- [What to do] Find the number of lines in these records where the word "this" appears. Reply with that number and nothing more.

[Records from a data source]
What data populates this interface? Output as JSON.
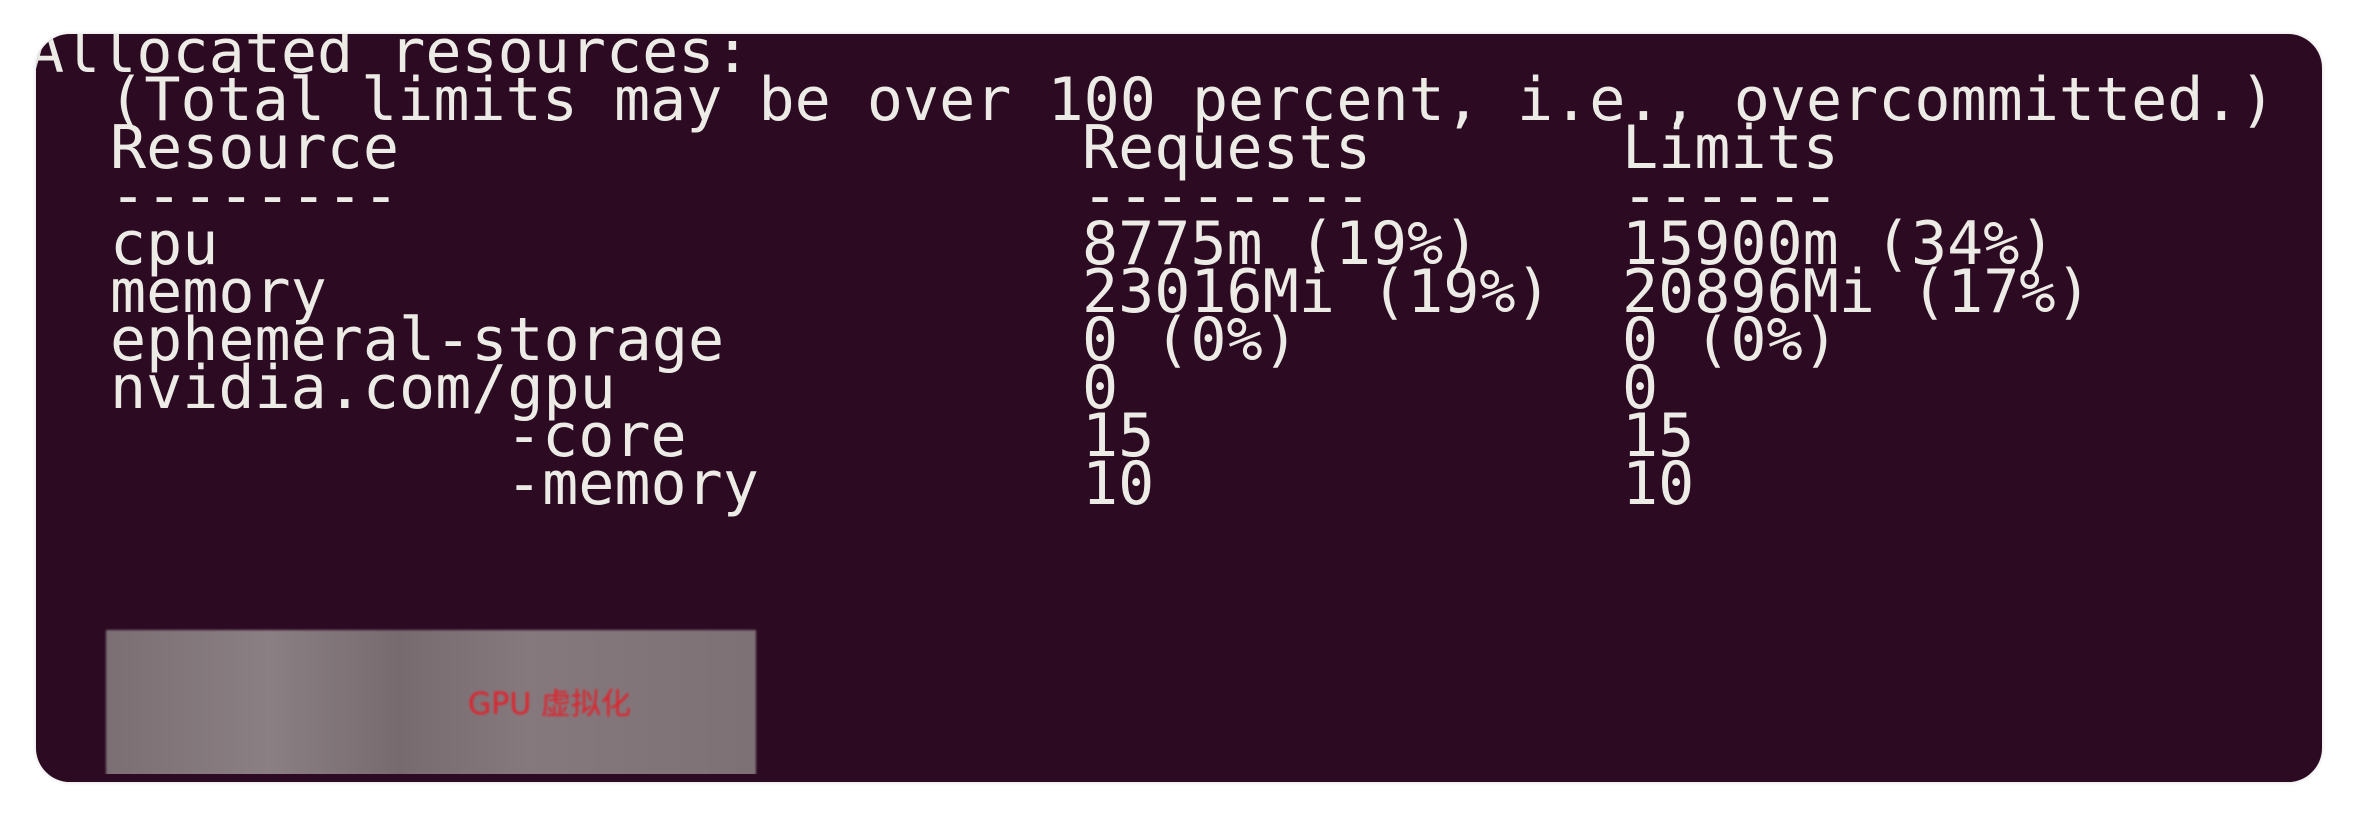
{
  "terminal": {
    "header": "Allocated resources:",
    "note": "  (Total limits may be over 100 percent, i.e., overcommitted.)",
    "columns": {
      "resource": "Resource",
      "requests": "Requests",
      "limits": "Limits"
    },
    "separators": {
      "resource": "--------",
      "requests": "--------",
      "limits": "------"
    },
    "rows": [
      {
        "resource": "cpu",
        "requests": "8775m (19%)",
        "limits": "15900m (34%)"
      },
      {
        "resource": "memory",
        "requests": "23016Mi (19%)",
        "limits": "20896Mi (17%)"
      },
      {
        "resource": "ephemeral-storage",
        "requests": "0 (0%)",
        "limits": "0 (0%)"
      },
      {
        "resource": "nvidia.com/gpu",
        "requests": "0",
        "limits": "0"
      },
      {
        "resource": "-core",
        "requests": "15",
        "limits": "15"
      },
      {
        "resource": "-memory",
        "requests": "10",
        "limits": "10"
      }
    ]
  },
  "redaction": {
    "label": "GPU 虚拟化"
  },
  "colors": {
    "background": "#2c0a22",
    "text": "#ecebe6",
    "redaction_label": "#e3202a"
  }
}
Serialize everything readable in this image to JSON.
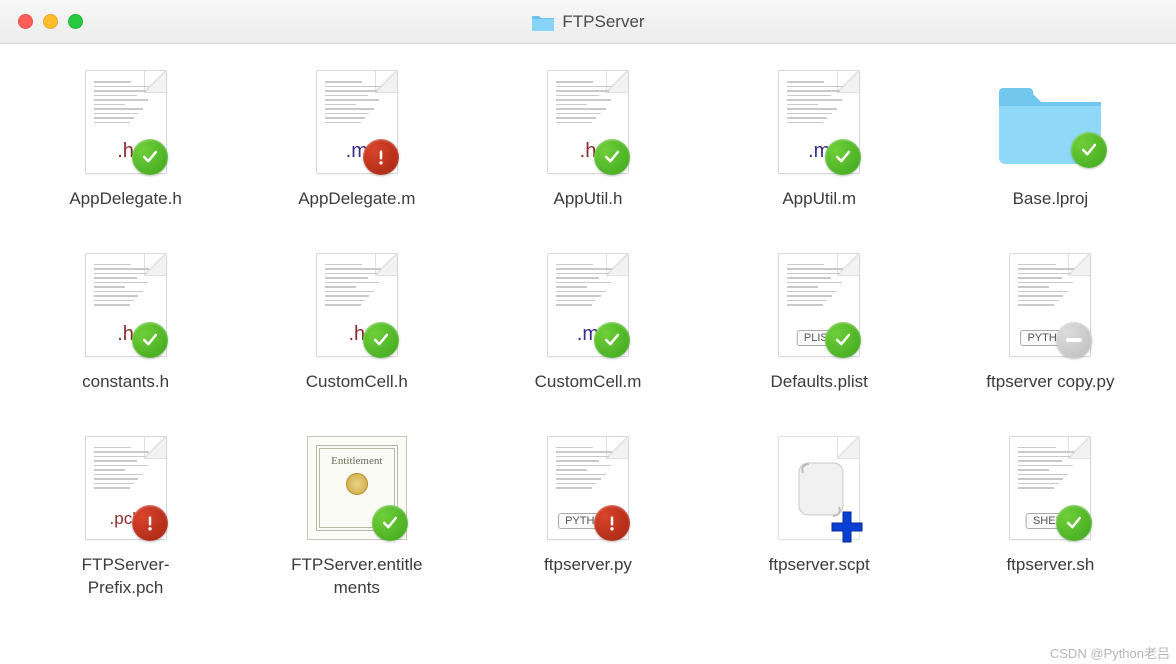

- [Exercise response] 2